━━━ Document excerpt ━━━
Examples of positive electrode active materials include lithium-containing transition metal oxides. Specific examples thereof include LiCoO2, LiNiO2, LiMn1/2Ni1/2O2, LiCo1/3Mn1/3Ni1/3O2, LiMn2O4, LiFePO4, LiCo1/2Ni1/2O2, and LiAl1/4Ni3/4O2.
Examples of binder resins include polyvinylidene fluoride resins and styrene-butadiene copolymers.
Examples of conductive auxiliaries include carbon materials such as acetylene black, ketjen black, and graphite powder.
Examples of collectors include aluminum foils, titanium foils, and stainless steel foils having a thickness of 5 μm to 20 μm.
In the nonaqueous electrolyte battery of the invention, in the case where the separator includes an adhesive porous layer containing a polyvinylidene fluoride resin, and the adhesive porous layer is disposed on the positive electrode side, because the polyvinylidene fluoride resin has excellent oxidation resistance, it is easy to apply a positive electrode active material that can be operated at a high voltage of 4.2 V or more, such as LiMn1/2Ni1/2O2 or LiCo1/3Mn1/3Ni1/3O2; thus, this is advantageous.
━━━
**What is needed:** Please list every specific positive electrode active material that the battery materials excerpt names as an example.
━━━ Excerpted data ━━━
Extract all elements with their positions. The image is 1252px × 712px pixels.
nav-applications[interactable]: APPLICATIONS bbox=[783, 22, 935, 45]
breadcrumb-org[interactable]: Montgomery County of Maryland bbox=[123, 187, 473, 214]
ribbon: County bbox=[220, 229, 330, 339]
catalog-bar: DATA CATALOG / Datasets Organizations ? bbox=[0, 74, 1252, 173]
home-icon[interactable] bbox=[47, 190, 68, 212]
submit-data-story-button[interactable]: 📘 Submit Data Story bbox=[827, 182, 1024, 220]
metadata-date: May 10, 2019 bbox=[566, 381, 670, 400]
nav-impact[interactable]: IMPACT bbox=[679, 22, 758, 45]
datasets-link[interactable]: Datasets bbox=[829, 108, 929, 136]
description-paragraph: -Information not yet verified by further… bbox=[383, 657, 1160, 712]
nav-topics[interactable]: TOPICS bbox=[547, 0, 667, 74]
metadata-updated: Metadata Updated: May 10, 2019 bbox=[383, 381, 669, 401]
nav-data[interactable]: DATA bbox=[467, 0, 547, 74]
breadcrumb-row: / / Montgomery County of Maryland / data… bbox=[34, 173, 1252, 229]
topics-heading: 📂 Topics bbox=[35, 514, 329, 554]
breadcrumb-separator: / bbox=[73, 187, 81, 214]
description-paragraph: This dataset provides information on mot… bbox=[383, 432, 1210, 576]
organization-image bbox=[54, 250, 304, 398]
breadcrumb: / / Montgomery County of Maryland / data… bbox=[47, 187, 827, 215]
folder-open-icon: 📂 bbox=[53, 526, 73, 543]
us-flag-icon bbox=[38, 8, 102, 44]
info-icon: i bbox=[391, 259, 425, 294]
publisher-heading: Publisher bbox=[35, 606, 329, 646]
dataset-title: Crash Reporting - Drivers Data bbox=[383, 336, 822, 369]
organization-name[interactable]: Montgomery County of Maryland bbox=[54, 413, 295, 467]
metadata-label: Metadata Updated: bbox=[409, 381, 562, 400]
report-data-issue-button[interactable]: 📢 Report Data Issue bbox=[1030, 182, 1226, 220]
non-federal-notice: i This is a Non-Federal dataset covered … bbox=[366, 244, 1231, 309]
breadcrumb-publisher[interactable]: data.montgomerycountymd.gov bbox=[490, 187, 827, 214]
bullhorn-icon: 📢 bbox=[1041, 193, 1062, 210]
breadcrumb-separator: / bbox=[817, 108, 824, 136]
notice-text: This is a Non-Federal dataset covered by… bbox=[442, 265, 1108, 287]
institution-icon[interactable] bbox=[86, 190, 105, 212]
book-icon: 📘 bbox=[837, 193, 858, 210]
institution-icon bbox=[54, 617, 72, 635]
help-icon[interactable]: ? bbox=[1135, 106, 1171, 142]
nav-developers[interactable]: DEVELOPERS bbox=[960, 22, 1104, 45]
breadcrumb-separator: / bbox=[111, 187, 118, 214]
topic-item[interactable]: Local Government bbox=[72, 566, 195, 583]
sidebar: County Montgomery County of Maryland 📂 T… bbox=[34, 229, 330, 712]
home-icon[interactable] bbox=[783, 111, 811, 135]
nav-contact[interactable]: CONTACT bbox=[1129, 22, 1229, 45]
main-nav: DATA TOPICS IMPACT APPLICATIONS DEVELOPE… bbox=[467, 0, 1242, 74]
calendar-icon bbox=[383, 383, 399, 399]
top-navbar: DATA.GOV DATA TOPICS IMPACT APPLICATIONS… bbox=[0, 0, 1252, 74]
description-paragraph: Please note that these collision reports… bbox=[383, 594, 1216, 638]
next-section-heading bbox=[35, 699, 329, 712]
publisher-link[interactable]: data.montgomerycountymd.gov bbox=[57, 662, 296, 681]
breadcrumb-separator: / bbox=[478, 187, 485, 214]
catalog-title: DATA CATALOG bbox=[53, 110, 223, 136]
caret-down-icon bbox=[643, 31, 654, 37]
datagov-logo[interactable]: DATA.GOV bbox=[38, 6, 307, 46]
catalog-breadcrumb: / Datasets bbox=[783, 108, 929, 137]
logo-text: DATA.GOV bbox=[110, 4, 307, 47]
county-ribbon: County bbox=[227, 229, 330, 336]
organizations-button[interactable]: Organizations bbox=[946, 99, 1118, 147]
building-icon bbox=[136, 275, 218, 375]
━━━
**Exercise output:** LiCoO2, LiNiO2, LiMn1/2Ni1/2O2, LiCo1/3Mn1/3Ni1/3O2, LiMn2O4, LiFePO4, LiCo1/2Ni1/2O2, LiAl1/4Ni3/4O2